◆ **WHAT YOU NEED TO DO**
Report how many lines contain the word "Tablets", with no other text.
--- START PROVIDED ENTRIES ---
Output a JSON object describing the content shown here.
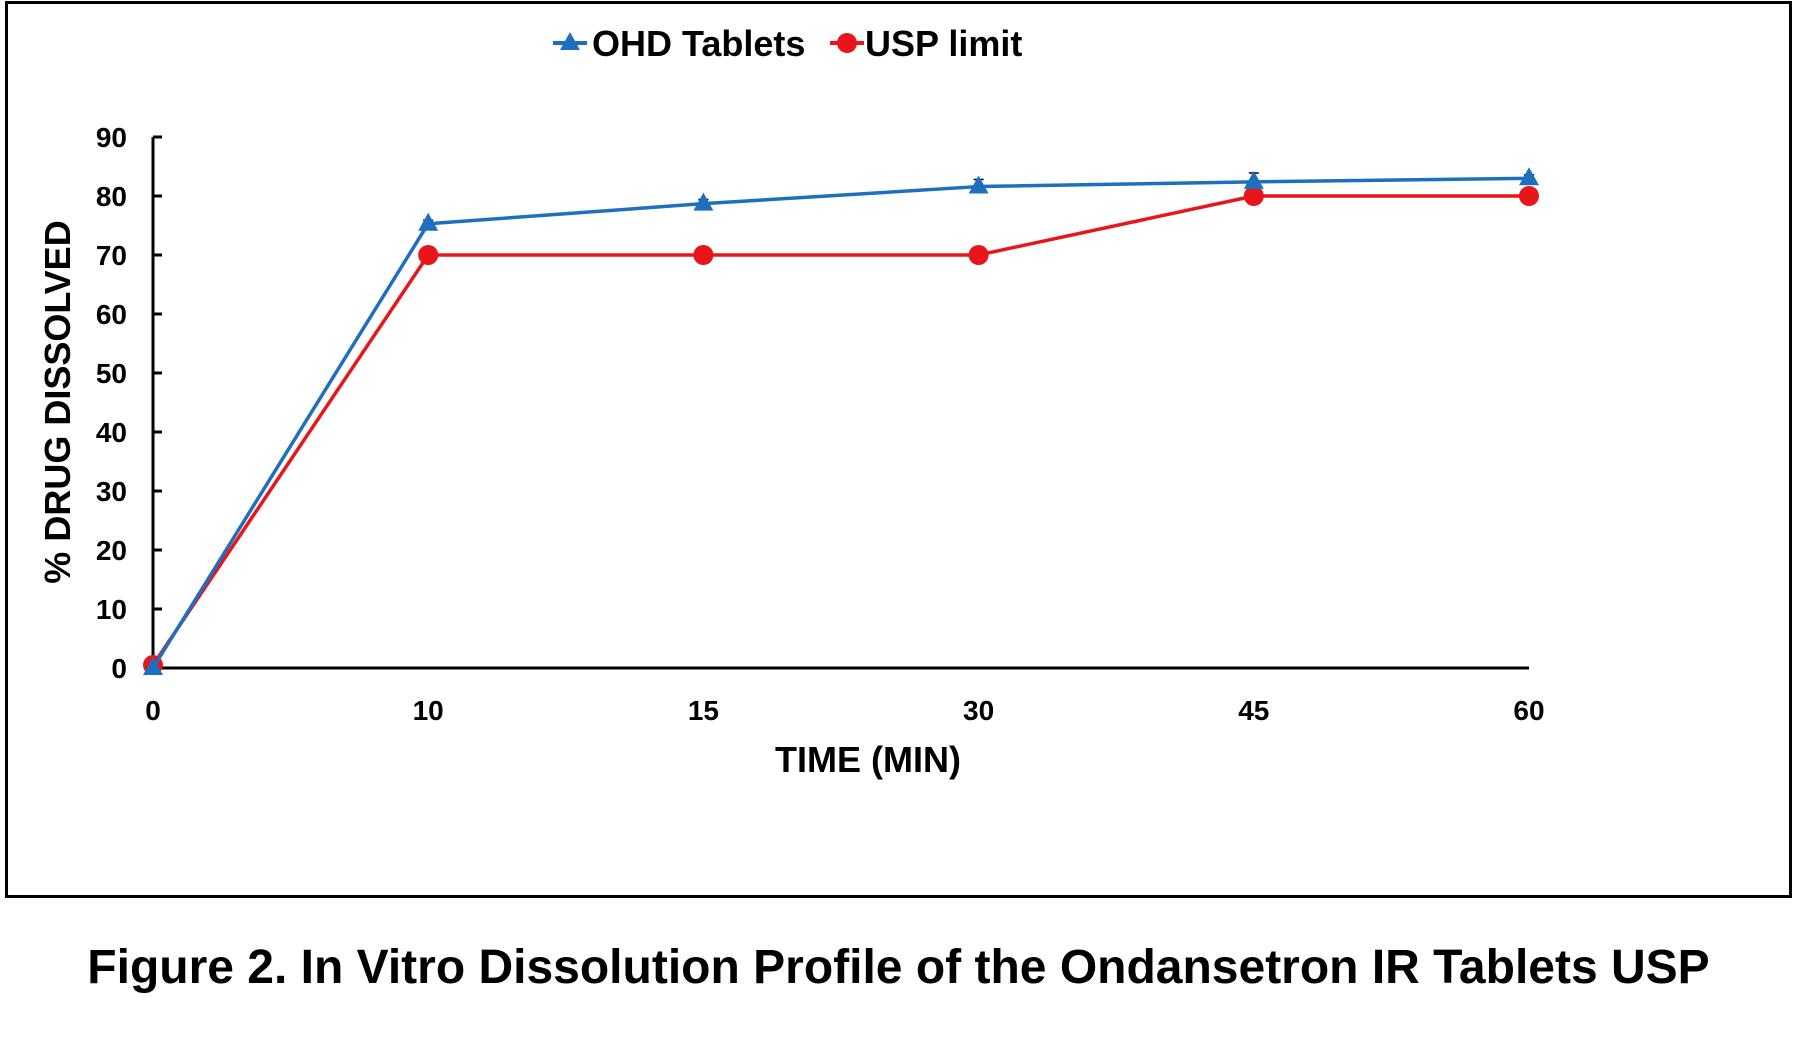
{
  "chart_data": {
    "type": "line",
    "categories": [
      "0",
      "10",
      "15",
      "30",
      "45",
      "60"
    ],
    "series": [
      {
        "name": "OHD Tablets",
        "values": [
          0,
          75.3,
          78.7,
          81.6,
          82.4,
          83.0
        ],
        "color": "#1f6fbf",
        "marker": "triangle",
        "error": [
          0,
          0.6,
          0.7,
          1.2,
          1.5,
          0.6
        ]
      },
      {
        "name": "USP limit",
        "values": [
          0.5,
          70,
          70,
          70,
          80,
          80
        ],
        "color": "#e8161a",
        "marker": "circle"
      }
    ],
    "xlabel": "TIME (MIN)",
    "ylabel": "% DRUG DISSOLVED",
    "ylim": [
      0,
      90
    ],
    "yticks": [
      "0",
      "10",
      "20",
      "30",
      "40",
      "50",
      "60",
      "70",
      "80",
      "90"
    ],
    "grid": false,
    "legend_position": "top-center"
  },
  "caption": "Figure 2. In Vitro Dissolution Profile of the Ondansetron IR Tablets USP"
}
--- END PROVIDED ENTRIES ---
◆ **EXERCISE SOLUTION**
2